(Records from a collection of figures)
## START

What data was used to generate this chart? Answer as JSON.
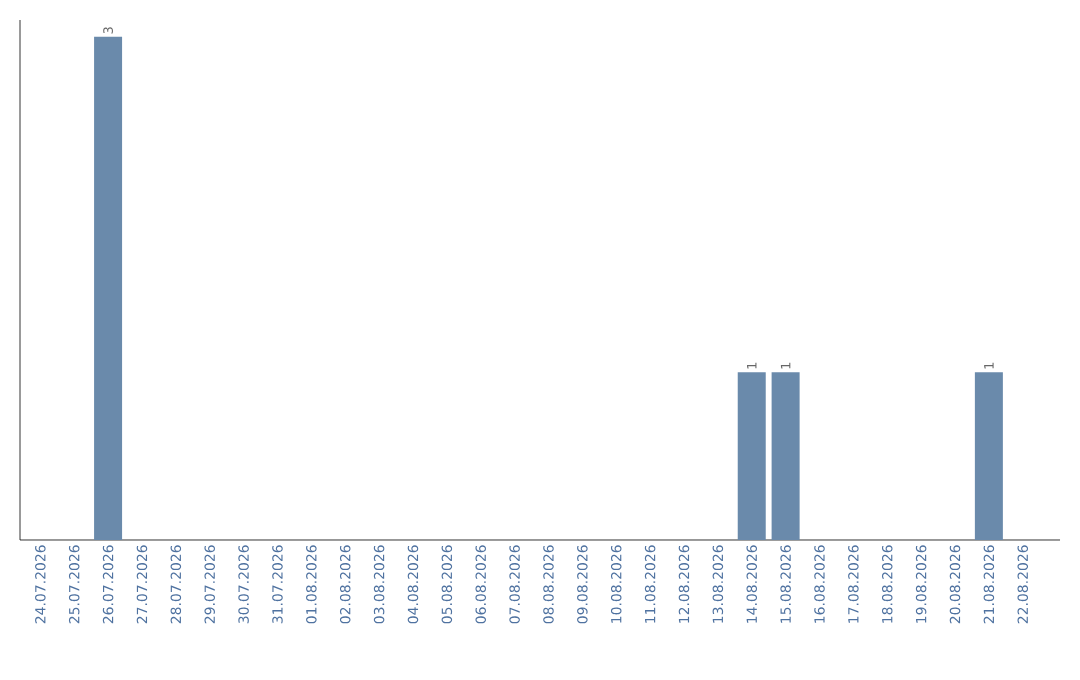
{
  "chart_data": {
    "type": "bar",
    "categories": [
      "24.07.2026",
      "25.07.2026",
      "26.07.2026",
      "27.07.2026",
      "28.07.2026",
      "29.07.2026",
      "30.07.2026",
      "31.07.2026",
      "01.08.2026",
      "02.08.2026",
      "03.08.2026",
      "04.08.2026",
      "05.08.2026",
      "06.08.2026",
      "07.08.2026",
      "08.08.2026",
      "09.08.2026",
      "10.08.2026",
      "11.08.2026",
      "12.08.2026",
      "13.08.2026",
      "14.08.2026",
      "15.08.2026",
      "16.08.2026",
      "17.08.2026",
      "18.08.2026",
      "19.08.2026",
      "20.08.2026",
      "21.08.2026",
      "22.08.2026"
    ],
    "values": [
      0,
      0,
      3,
      0,
      0,
      0,
      0,
      0,
      0,
      0,
      0,
      0,
      0,
      0,
      0,
      0,
      0,
      0,
      0,
      0,
      0,
      1,
      1,
      0,
      0,
      0,
      0,
      0,
      1,
      0
    ],
    "value_labels": [
      null,
      null,
      "3",
      null,
      null,
      null,
      null,
      null,
      null,
      null,
      null,
      null,
      null,
      null,
      null,
      null,
      null,
      null,
      null,
      null,
      null,
      "1",
      "1",
      null,
      null,
      null,
      null,
      null,
      "1",
      null
    ],
    "color": "#6a8aab",
    "ylim": [
      0,
      3.1
    ]
  }
}
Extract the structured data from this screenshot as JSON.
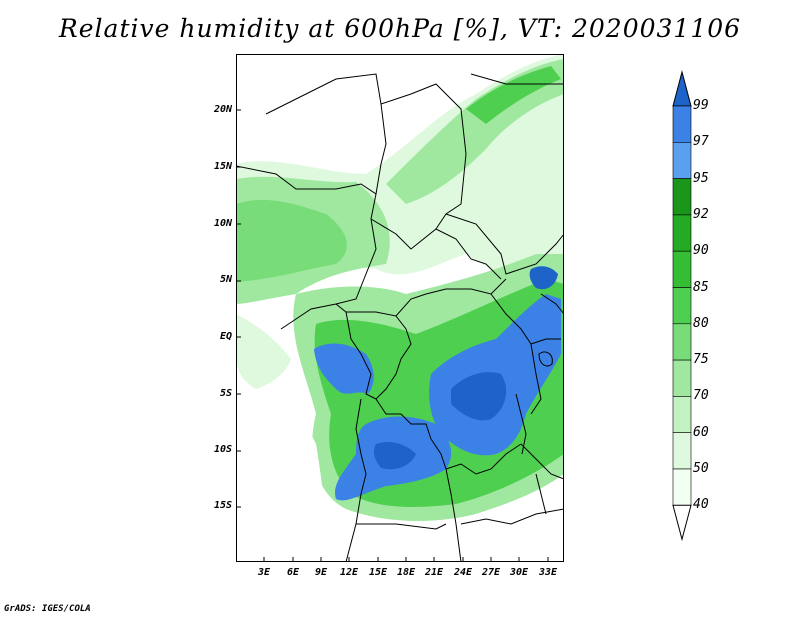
{
  "title": "Relative humidity at 600hPa [%], VT: 2020031106",
  "credit": "GrADS: IGES/COLA",
  "y_axis_labels": [
    "20N",
    "15N",
    "10N",
    "5N",
    "EQ",
    "5S",
    "10S",
    "15S"
  ],
  "x_axis_labels": [
    "3E",
    "6E",
    "9E",
    "12E",
    "15E",
    "18E",
    "21E",
    "24E",
    "27E",
    "30E",
    "33E"
  ],
  "colorbar": {
    "labels": [
      "99",
      "97",
      "95",
      "92",
      "90",
      "85",
      "80",
      "75",
      "70",
      "60",
      "50",
      "40"
    ],
    "colors": [
      "#1e64c8",
      "#3c82e6",
      "#5aa0f0",
      "#1a961a",
      "#24aa24",
      "#36bd36",
      "#4fcf4f",
      "#78dc78",
      "#a0e8a0",
      "#c2f2c2",
      "#dff9df",
      "#f3fff3",
      "#ffffff"
    ]
  },
  "map_colors": {
    "deep_blue": "#1e64c8",
    "blue": "#3c82e6",
    "dark_green": "#1a961a",
    "green": "#4fcf4f",
    "light_green": "#a0e8a0",
    "pale_green": "#dff9df"
  }
}
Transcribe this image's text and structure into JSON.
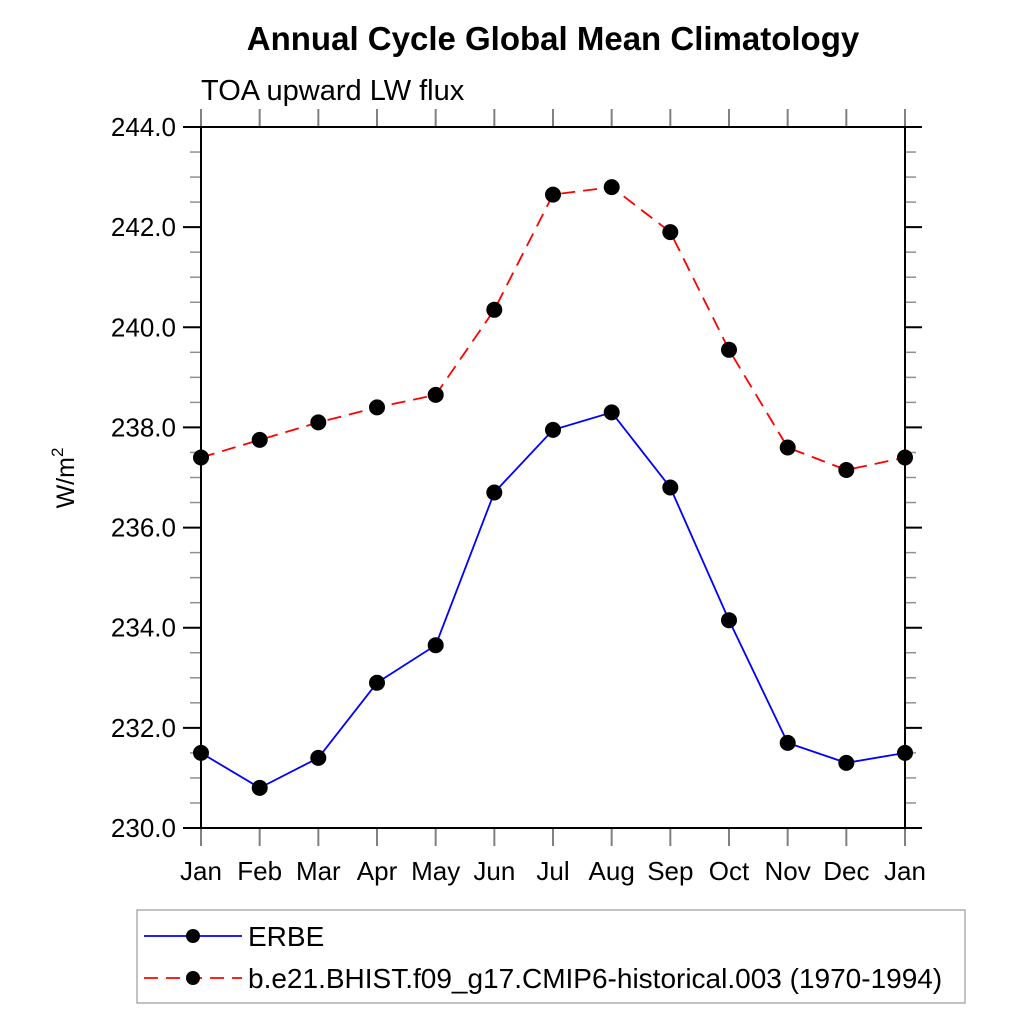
{
  "chart_data": {
    "type": "line",
    "title": "Annual Cycle Global Mean Climatology",
    "subtitle": "TOA upward LW flux",
    "ylabel": "W/m^2",
    "ylabel_parts": {
      "base": "W/m",
      "exp": "2"
    },
    "x_categories": [
      "Jan",
      "Feb",
      "Mar",
      "Apr",
      "May",
      "Jun",
      "Jul",
      "Aug",
      "Sep",
      "Oct",
      "Nov",
      "Dec",
      "Jan"
    ],
    "ylim": [
      230.0,
      244.0
    ],
    "ytick_major": 2.0,
    "ytick_minor": 0.5,
    "ytick_label_decimals": 1,
    "grid": false,
    "legend_position": "bottom-left-outside",
    "series": [
      {
        "id": "erbe",
        "name": "ERBE",
        "color": "#0000ff",
        "line_style": "solid",
        "marker": "circle",
        "marker_color": "#000000",
        "values": [
          231.5,
          230.8,
          231.4,
          232.9,
          233.65,
          236.7,
          237.95,
          238.3,
          236.8,
          234.15,
          231.7,
          231.3,
          231.5
        ]
      },
      {
        "id": "model",
        "name": "b.e21.BHIST.f09_g17.CMIP6-historical.003 (1970-1994)",
        "color": "#ff0000",
        "line_style": "dashed",
        "marker": "circle",
        "marker_color": "#000000",
        "values": [
          237.4,
          237.75,
          238.1,
          238.4,
          238.65,
          240.35,
          242.65,
          242.8,
          241.9,
          239.55,
          237.6,
          237.15,
          237.4
        ]
      }
    ],
    "colors": {
      "axis": "#000000",
      "major_tick": "#000000",
      "minor_tick": "#909090",
      "month_tick": "#808080",
      "legend_border": "#999999",
      "text": "#000000",
      "background": "#ffffff"
    }
  }
}
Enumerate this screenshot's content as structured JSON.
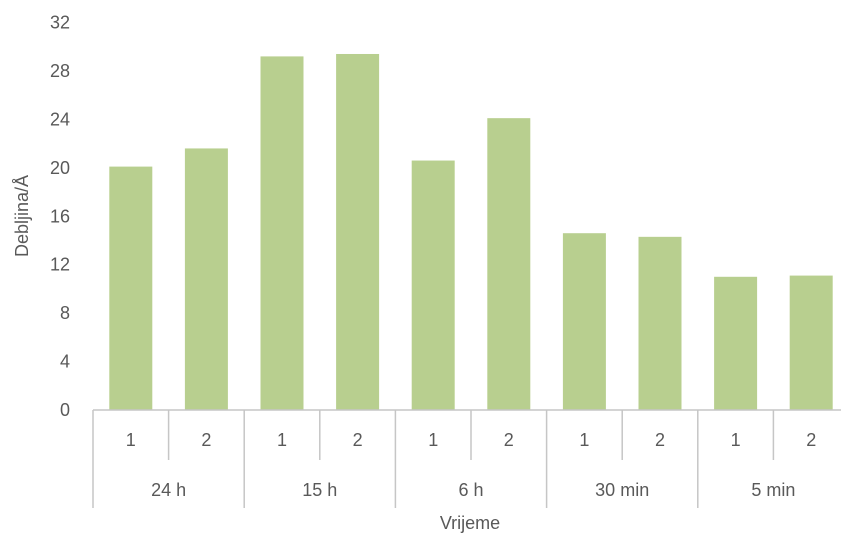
{
  "chart_data": {
    "type": "bar",
    "xlabel": "Vrijeme",
    "ylabel": "Debljina/Å",
    "ylim": [
      0,
      32
    ],
    "yticks": [
      "0",
      "4",
      "8",
      "12",
      "16",
      "20",
      "24",
      "28",
      "32"
    ],
    "grid": false,
    "legend": "none",
    "bar_color": "#b8cf8f",
    "axis_color": "#c6c6c6",
    "groups": [
      {
        "label": "24 h",
        "subcategories": [
          "1",
          "2"
        ],
        "values": [
          20.1,
          21.6
        ]
      },
      {
        "label": "15 h",
        "subcategories": [
          "1",
          "2"
        ],
        "values": [
          29.2,
          29.4
        ]
      },
      {
        "label": "6 h",
        "subcategories": [
          "1",
          "2"
        ],
        "values": [
          20.6,
          24.1
        ]
      },
      {
        "label": "30 min",
        "subcategories": [
          "1",
          "2"
        ],
        "values": [
          14.6,
          14.3
        ]
      },
      {
        "label": "5 min",
        "subcategories": [
          "1",
          "2"
        ],
        "values": [
          11.0,
          11.1
        ]
      }
    ]
  }
}
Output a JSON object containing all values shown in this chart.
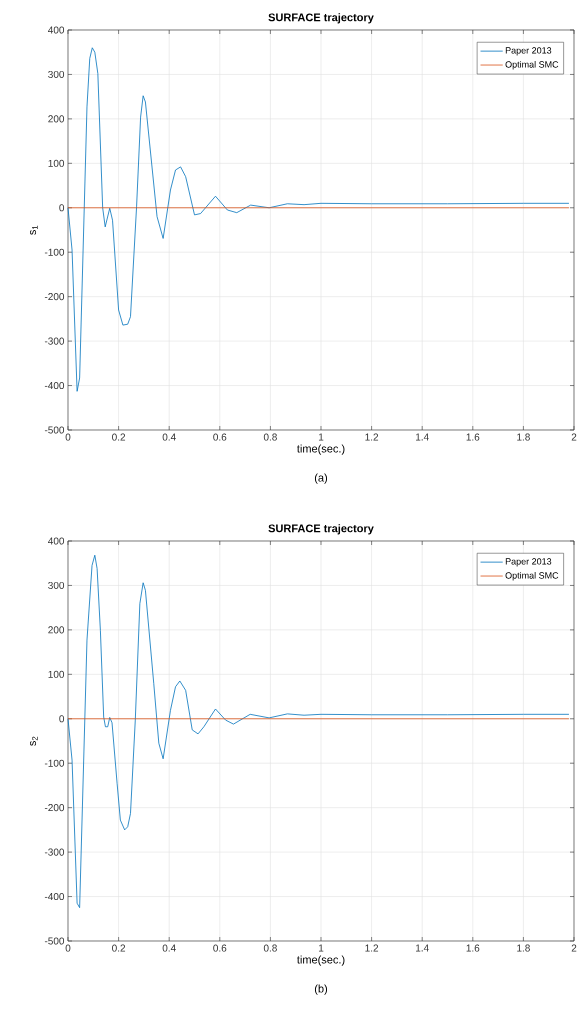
{
  "chart_data": [
    {
      "type": "line",
      "title": "SURFACE trajectory",
      "xlabel": "time(sec.)",
      "ylabel": "s$_{1}$",
      "annotations": [
        "(a)"
      ],
      "xlim": [
        0,
        2
      ],
      "ylim": [
        -500,
        400
      ],
      "xticks": [
        0,
        0.2,
        0.4,
        0.6,
        0.8,
        1,
        1.2,
        1.4,
        1.6,
        1.8,
        2
      ],
      "yticks": [
        -500,
        -400,
        -300,
        -200,
        -100,
        0,
        100,
        200,
        300,
        400
      ],
      "grid": true,
      "legend": "top right",
      "marker": "none",
      "line_style": "solid",
      "series": [
        {
          "name": "Paper 2013",
          "color": "#0072bd",
          "x": [
            0,
            0.016,
            0.036,
            0.046,
            0.075,
            0.086,
            0.096,
            0.106,
            0.118,
            0.137,
            0.147,
            0.165,
            0.176,
            0.2,
            0.217,
            0.236,
            0.247,
            0.271,
            0.287,
            0.297,
            0.306,
            0.352,
            0.376,
            0.405,
            0.425,
            0.445,
            0.465,
            0.5,
            0.524,
            0.583,
            0.63,
            0.667,
            0.722,
            0.795,
            0.867,
            0.933,
            1.0,
            1.2,
            1.5,
            1.8,
            1.98
          ],
          "values": [
            0,
            -95,
            -413,
            -383,
            227,
            336,
            360,
            350,
            302,
            0,
            -43,
            -1,
            -28,
            -230,
            -264,
            -262,
            -245,
            2,
            204,
            252,
            238,
            -20,
            -69,
            40,
            85,
            92,
            70,
            -16,
            -13,
            26,
            -5,
            -11,
            6,
            0,
            9,
            7,
            10,
            9,
            9,
            10,
            10
          ]
        },
        {
          "name": "Optimal SMC",
          "color": "#d95319",
          "x": [
            0,
            1.98
          ],
          "values": [
            0,
            0
          ]
        }
      ]
    },
    {
      "type": "line",
      "title": "SURFACE trajectory",
      "xlabel": "time(sec.)",
      "ylabel": "s$_{2}$",
      "annotations": [
        "(b)"
      ],
      "xlim": [
        0,
        2
      ],
      "ylim": [
        -500,
        400
      ],
      "xticks": [
        0,
        0.2,
        0.4,
        0.6,
        0.8,
        1,
        1.2,
        1.4,
        1.6,
        1.8,
        2
      ],
      "yticks": [
        -500,
        -400,
        -300,
        -200,
        -100,
        0,
        100,
        200,
        300,
        400
      ],
      "grid": true,
      "legend": "top right",
      "marker": "none",
      "line_style": "solid",
      "series": [
        {
          "name": "Paper 2013",
          "color": "#0072bd",
          "x": [
            0,
            0.016,
            0.036,
            0.046,
            0.075,
            0.095,
            0.106,
            0.115,
            0.128,
            0.141,
            0.148,
            0.157,
            0.165,
            0.174,
            0.194,
            0.207,
            0.224,
            0.236,
            0.247,
            0.266,
            0.284,
            0.297,
            0.306,
            0.339,
            0.359,
            0.376,
            0.405,
            0.425,
            0.442,
            0.465,
            0.491,
            0.514,
            0.537,
            0.583,
            0.623,
            0.654,
            0.72,
            0.795,
            0.867,
            0.933,
            1.0,
            1.2,
            1.5,
            1.8,
            1.98
          ],
          "values": [
            0,
            -93,
            -415,
            -425,
            177,
            345,
            368,
            338,
            199,
            4,
            -18,
            -18,
            3,
            -9,
            -145,
            -228,
            -250,
            -243,
            -213,
            -3,
            259,
            306,
            289,
            79,
            -55,
            -90,
            19,
            72,
            85,
            64,
            -25,
            -34,
            -18,
            22,
            -3,
            -12,
            10,
            2,
            11,
            8,
            10,
            9,
            9,
            10,
            10
          ]
        },
        {
          "name": "Optimal SMC",
          "color": "#d95319",
          "x": [
            0,
            1.98
          ],
          "values": [
            0,
            0
          ]
        }
      ]
    }
  ]
}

## END

» **YOUR OBJECTIVE**: What is the number of lines in the listing that include the word "this"? Give that number and nothing else.

» **RESPONSE**: 5